== Exercise goal ==
Copy, in full, each line of the material that holds the word "content".

== Data provided ==
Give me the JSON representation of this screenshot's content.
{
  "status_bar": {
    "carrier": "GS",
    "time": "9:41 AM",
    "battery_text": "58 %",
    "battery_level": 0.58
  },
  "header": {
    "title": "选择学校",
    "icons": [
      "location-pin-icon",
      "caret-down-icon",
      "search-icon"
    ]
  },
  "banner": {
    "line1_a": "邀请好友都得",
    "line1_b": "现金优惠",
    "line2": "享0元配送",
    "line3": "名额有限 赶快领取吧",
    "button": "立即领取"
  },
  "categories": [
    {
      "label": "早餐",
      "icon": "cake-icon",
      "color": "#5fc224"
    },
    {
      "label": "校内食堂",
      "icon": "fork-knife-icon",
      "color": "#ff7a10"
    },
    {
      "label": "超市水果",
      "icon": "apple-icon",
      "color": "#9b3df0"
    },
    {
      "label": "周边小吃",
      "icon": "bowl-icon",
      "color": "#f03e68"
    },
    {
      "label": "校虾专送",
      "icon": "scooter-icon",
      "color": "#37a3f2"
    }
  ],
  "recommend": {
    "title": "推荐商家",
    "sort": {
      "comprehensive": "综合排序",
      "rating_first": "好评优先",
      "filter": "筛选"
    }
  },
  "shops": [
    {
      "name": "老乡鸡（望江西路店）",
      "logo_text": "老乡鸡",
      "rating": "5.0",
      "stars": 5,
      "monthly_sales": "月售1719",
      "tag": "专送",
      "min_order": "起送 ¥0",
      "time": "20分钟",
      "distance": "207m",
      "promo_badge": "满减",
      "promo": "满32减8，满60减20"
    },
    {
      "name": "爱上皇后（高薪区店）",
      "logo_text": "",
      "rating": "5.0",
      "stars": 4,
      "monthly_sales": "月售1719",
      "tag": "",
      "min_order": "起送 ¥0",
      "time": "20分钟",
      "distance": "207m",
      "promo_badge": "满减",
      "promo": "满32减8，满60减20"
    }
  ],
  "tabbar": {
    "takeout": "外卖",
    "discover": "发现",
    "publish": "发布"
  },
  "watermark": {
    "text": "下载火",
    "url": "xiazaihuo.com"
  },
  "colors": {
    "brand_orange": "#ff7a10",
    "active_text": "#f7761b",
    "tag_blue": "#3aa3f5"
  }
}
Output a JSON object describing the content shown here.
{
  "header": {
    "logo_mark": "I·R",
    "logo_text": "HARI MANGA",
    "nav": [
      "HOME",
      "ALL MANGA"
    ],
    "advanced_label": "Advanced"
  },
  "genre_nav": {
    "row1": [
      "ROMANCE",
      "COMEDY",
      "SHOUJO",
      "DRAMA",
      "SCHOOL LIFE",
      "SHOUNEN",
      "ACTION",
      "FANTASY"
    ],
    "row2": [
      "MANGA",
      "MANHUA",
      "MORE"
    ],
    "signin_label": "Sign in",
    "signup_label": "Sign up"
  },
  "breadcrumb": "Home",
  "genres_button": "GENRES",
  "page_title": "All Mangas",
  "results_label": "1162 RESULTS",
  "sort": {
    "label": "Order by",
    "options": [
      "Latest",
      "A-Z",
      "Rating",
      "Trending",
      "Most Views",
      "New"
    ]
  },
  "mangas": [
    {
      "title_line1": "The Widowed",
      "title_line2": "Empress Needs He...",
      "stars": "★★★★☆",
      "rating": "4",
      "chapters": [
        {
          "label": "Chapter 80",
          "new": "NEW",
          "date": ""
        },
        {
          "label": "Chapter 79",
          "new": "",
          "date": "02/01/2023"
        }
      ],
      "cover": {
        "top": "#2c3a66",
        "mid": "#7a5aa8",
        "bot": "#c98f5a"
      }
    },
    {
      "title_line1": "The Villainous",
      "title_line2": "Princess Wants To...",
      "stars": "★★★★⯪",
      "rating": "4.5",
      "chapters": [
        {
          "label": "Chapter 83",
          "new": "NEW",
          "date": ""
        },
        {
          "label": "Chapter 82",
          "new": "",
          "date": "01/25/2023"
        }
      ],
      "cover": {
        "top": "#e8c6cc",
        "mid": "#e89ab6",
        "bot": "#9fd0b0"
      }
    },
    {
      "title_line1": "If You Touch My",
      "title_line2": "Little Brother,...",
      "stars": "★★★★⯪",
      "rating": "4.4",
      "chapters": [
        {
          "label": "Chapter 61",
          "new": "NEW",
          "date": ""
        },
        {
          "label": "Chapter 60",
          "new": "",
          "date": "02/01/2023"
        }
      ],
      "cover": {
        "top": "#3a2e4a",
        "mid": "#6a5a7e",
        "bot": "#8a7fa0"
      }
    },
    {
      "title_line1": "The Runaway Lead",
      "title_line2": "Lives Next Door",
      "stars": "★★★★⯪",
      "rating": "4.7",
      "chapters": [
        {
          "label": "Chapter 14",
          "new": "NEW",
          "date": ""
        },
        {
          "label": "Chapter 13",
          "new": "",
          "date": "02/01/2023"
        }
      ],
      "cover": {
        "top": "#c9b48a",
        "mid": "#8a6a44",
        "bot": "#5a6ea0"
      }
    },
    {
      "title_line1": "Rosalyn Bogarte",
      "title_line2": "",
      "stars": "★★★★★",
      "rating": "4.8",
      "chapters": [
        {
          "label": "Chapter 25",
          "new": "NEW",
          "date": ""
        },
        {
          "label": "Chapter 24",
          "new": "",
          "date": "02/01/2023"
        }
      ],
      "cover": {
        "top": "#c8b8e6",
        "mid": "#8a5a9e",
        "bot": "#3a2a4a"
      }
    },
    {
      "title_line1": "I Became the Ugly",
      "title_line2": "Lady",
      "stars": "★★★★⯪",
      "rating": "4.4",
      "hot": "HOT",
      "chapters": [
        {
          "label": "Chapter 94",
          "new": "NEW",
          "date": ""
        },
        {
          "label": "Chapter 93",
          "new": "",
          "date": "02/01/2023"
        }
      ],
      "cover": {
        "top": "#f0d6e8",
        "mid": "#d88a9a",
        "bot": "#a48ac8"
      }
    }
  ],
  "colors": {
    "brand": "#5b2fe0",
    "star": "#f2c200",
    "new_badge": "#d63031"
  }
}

== Finished answer ==
Give me the JSON representation of this screenshot's content.
Output a JSON object describing the content shown here.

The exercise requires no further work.